Selected excerpt:
>> Start
Fall is in the air, dance and 5K coming up
Waking to a nippy breeze coming in the open window and seeing a foggy haze up the pasture bottom tells me that September has arrived and fall is not far behind. The grass in the yard glistens with a heavy dew that will take a later rising sun to dry.
Yellow walnut leaves ride that cool morning wind. An occasional thud accompanies the leaves as the fallen black walnuts begin to make the lawn a rolling obstacle course.
For some of us, our noses and eyes tell us that ragweed is blooming. On the other end of the seasonal cycle, pokeberries are ripening and the birds are taking advantage by painting everything purple. The honey locust tree is shedding its honey shucks for the squirrels to dine.
If the dry weather has left you any grass to cut, watch out for those devilish little yellow jackets that emerge from the ground and chase you across the yard to deliver a powerful sting.
Need to put on my light jacket. This morning chill and slant of the sun remind me of rising early to unload those tobacco scaffolds and to haul the heavy stalks and leaves to the barn. With that first load I was always wet from the dew covered tobacco and by the second load I was always wet from perspiration of handing up those heavy tobacco laden sticks. Good memories of hard, honest work.
With costs for monitoring, maintenance, and repair of the Pamplin East End Sewer Project soaring well above original projected costs, the town finds itself having to “rob Peter to pay Paul,” explains Mayor Billy Horton, Sr.
Recent repair costs to the treatment plant’s pumps and a few changing of pumps in individual homes has run between $4,000 to $6,000 dollars, draining the town’s Utility Fund and severely stressing the General Fund account.
Horton called an unadvertised emergency session of Town Council on August 24 to advise them of the financial crisis and to ask for their ideas and backing as he pursues available avenues to bolster town revenues. Council will continue discussion at its regular session on September 3.
Horton plans to seek advice from the United States Department of Agriculture and Rural Development, which bonded the East Side project, and from the Virginia Department of Housing and Community Development, which is the proposed backer for the West Side Sewer Project.
He and Council could also go before the Boards of Supervisors of both Appomattox and Prince Edward counties with an appeal for financial help.
Horton sees raising water/sewer rates as a last resort but not out of the question.
According to Danny Hylton, engineer for the treatment plant, pump failures are due to a lack of capacity operation with only about 52 active users on the current system. To reach near capacity and smoother operation would take the addition of the West End Sewer Project.
Simply put, Pamplin needs more revenue. With the High Bridge Trail State Park coming to town, Horton hopes that someone will see the value and beauty of the old structures on Main Street and make that initial investment to start the ball rolling for the town’s revitalization.
>> End
Brief A:
Reproduce the records verbatim, from the start of the records through the line containing "amount: 29.447: 29.447".

Records:
>> Start
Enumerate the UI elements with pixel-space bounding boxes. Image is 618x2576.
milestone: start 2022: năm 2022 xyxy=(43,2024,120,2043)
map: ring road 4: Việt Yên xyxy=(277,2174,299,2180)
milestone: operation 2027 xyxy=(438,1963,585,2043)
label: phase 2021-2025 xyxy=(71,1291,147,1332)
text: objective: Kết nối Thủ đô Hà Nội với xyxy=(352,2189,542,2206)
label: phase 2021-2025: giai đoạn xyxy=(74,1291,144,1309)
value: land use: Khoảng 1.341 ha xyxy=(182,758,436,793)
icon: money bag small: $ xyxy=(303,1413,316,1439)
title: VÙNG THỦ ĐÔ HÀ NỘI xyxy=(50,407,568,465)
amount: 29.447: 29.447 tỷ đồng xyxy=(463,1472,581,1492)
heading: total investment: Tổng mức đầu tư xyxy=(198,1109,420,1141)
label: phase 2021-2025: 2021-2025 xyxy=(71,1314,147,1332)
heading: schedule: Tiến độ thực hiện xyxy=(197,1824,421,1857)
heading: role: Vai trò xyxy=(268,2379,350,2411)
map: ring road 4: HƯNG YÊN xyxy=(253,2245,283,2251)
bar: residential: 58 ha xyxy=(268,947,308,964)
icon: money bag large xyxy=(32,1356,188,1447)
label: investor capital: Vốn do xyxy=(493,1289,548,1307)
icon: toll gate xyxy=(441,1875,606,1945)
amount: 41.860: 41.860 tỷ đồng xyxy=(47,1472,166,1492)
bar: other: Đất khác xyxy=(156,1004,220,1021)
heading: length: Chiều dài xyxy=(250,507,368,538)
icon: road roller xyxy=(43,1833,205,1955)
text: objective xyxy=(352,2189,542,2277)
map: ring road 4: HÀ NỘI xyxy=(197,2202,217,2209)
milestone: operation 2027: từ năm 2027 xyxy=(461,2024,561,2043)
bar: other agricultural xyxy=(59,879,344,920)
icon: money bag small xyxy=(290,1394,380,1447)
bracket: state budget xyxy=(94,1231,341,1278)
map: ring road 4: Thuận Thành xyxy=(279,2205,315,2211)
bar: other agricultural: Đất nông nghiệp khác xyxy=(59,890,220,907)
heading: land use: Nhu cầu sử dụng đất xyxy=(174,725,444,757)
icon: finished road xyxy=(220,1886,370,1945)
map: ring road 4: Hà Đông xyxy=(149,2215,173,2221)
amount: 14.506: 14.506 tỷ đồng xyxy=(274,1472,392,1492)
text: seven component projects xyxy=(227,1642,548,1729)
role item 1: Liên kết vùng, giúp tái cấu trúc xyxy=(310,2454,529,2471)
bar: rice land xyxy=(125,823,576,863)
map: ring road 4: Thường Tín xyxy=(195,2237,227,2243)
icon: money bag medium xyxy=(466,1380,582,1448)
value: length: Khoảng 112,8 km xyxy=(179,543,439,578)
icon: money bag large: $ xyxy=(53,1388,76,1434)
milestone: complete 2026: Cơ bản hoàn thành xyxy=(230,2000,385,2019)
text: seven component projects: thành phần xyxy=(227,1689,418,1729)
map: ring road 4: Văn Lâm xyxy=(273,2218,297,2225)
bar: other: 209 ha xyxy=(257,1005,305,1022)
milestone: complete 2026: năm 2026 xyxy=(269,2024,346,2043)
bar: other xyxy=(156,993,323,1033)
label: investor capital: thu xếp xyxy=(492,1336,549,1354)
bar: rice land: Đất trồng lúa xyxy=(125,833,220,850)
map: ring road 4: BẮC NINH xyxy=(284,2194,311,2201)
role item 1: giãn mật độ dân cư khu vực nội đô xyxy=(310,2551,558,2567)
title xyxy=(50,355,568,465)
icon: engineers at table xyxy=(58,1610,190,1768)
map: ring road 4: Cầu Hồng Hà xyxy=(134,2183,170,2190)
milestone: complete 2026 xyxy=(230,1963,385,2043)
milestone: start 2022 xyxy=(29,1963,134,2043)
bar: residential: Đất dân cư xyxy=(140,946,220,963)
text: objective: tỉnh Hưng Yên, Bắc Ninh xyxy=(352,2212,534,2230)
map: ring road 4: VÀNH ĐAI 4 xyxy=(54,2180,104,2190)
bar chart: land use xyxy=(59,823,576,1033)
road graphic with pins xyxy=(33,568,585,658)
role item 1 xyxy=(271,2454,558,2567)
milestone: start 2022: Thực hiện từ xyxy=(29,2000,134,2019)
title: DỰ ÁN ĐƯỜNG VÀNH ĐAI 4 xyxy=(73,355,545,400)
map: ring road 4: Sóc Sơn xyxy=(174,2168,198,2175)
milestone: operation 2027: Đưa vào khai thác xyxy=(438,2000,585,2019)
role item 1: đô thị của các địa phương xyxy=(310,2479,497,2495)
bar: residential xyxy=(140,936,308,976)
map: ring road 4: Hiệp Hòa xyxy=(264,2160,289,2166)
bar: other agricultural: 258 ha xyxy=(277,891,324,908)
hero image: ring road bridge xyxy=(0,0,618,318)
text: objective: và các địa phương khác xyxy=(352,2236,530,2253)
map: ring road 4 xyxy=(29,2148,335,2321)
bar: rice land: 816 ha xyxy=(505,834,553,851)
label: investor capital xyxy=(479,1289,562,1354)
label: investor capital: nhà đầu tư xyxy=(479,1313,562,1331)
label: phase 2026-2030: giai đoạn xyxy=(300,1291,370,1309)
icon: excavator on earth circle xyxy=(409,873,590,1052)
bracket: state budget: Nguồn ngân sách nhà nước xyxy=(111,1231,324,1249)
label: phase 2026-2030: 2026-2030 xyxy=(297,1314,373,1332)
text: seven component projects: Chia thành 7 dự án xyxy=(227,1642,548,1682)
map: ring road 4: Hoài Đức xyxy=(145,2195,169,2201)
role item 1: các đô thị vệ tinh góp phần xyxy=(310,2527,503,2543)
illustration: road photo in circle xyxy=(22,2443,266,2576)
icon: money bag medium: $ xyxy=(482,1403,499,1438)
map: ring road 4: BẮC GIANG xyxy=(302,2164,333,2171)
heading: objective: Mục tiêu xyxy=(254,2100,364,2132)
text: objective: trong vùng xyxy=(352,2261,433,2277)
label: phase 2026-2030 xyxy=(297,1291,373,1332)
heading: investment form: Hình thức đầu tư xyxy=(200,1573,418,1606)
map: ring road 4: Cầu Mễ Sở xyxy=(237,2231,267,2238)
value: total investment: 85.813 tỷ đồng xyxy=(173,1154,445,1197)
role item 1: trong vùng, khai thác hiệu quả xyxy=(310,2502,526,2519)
>> End
Brief B:
In the fall column, when did Town Council's regular session take place, at which it was to continue discussing the town's financial crisis?

Result A:
Enumerate the UI elements with pixel-space bounding boxes. Image is 618x2576.
milestone: start 2022: năm 2022 xyxy=(43,2024,120,2043)
map: ring road 4: Việt Yên xyxy=(277,2174,299,2180)
milestone: operation 2027 xyxy=(438,1963,585,2043)
label: phase 2021-2025 xyxy=(71,1291,147,1332)
text: objective: Kết nối Thủ đô Hà Nội với xyxy=(352,2189,542,2206)
label: phase 2021-2025: giai đoạn xyxy=(74,1291,144,1309)
value: land use: Khoảng 1.341 ha xyxy=(182,758,436,793)
icon: money bag small: $ xyxy=(303,1413,316,1439)
title: VÙNG THỦ ĐÔ HÀ NỘI xyxy=(50,407,568,465)
amount: 29.447: 29.447 tỷ đồng xyxy=(463,1472,581,1492)

Result B:
September 3.